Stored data
****************************************

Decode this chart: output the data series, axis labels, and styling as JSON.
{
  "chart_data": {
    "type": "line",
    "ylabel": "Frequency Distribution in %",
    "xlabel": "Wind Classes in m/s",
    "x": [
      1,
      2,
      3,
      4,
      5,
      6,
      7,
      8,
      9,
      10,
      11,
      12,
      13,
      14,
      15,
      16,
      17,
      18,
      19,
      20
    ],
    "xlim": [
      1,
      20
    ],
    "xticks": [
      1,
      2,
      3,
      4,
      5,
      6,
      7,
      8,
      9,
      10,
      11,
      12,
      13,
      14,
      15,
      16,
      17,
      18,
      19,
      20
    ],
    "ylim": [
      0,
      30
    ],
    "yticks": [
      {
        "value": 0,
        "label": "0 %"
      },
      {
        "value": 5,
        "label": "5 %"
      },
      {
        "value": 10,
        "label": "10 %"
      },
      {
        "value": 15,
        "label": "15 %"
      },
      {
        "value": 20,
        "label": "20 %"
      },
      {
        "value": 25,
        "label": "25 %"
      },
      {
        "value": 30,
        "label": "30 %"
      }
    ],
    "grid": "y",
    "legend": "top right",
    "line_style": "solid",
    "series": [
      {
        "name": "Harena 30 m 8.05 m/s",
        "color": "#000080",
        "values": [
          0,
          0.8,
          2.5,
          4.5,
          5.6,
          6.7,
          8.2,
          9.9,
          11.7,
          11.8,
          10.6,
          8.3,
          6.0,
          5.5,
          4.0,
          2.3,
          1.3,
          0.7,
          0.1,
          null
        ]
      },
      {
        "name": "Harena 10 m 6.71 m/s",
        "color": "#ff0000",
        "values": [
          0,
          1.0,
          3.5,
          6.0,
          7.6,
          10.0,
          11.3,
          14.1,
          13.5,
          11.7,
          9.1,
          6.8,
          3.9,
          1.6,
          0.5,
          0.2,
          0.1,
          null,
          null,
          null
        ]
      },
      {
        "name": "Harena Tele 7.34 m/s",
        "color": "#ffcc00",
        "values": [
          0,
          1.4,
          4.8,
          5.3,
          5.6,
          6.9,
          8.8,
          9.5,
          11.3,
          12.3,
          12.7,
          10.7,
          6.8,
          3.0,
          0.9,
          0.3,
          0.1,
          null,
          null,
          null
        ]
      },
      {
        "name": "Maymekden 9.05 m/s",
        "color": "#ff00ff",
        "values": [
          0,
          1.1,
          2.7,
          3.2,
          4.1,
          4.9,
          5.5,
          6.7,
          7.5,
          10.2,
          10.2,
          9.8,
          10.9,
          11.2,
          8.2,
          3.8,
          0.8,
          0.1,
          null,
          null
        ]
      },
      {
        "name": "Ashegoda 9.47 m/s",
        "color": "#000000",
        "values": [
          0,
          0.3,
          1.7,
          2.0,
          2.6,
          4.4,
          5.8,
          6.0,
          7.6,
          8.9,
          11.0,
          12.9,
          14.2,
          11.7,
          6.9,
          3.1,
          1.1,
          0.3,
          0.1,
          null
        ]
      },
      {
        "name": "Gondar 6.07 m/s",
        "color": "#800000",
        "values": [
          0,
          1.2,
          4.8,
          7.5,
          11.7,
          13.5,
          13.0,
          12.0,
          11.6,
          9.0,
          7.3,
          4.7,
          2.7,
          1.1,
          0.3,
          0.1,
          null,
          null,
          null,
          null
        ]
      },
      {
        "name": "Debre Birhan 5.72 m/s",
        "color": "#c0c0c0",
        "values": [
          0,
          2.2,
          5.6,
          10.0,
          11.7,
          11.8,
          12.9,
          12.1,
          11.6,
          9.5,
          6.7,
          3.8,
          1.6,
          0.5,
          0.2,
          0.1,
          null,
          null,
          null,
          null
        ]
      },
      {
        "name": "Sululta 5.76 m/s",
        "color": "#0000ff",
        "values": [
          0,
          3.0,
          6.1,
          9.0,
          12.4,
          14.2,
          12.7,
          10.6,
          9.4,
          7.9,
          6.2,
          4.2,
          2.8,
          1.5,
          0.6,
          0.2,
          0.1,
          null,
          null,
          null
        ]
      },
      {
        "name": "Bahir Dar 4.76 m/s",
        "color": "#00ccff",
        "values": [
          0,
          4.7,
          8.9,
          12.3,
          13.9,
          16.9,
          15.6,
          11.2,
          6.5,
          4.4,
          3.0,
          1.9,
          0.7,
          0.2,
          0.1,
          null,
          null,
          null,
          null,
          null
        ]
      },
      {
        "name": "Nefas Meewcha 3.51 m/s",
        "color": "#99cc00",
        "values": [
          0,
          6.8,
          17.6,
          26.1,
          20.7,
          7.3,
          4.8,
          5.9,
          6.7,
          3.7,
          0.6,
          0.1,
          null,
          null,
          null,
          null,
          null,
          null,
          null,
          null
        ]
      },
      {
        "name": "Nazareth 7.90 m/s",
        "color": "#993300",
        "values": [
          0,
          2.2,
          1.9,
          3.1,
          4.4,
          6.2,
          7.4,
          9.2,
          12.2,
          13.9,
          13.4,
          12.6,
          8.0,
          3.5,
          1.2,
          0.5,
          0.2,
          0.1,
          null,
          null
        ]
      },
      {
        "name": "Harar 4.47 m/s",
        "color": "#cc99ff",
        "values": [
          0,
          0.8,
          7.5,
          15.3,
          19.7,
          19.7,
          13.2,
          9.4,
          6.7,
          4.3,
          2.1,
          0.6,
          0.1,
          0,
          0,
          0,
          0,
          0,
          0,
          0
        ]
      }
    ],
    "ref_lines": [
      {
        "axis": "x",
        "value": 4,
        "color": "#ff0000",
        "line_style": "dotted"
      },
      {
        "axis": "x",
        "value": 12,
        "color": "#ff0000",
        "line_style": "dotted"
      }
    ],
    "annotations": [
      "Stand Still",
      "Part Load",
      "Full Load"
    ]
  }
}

****************************************

Look for the word "Harena" and return every line where it occurs.

Answer to the exercise:
        "name": "Harena 30 m 8.05 m/s",
        "name": "Harena 10 m 6.71 m/s",
        "name": "Harena Tele 7.34 m/s",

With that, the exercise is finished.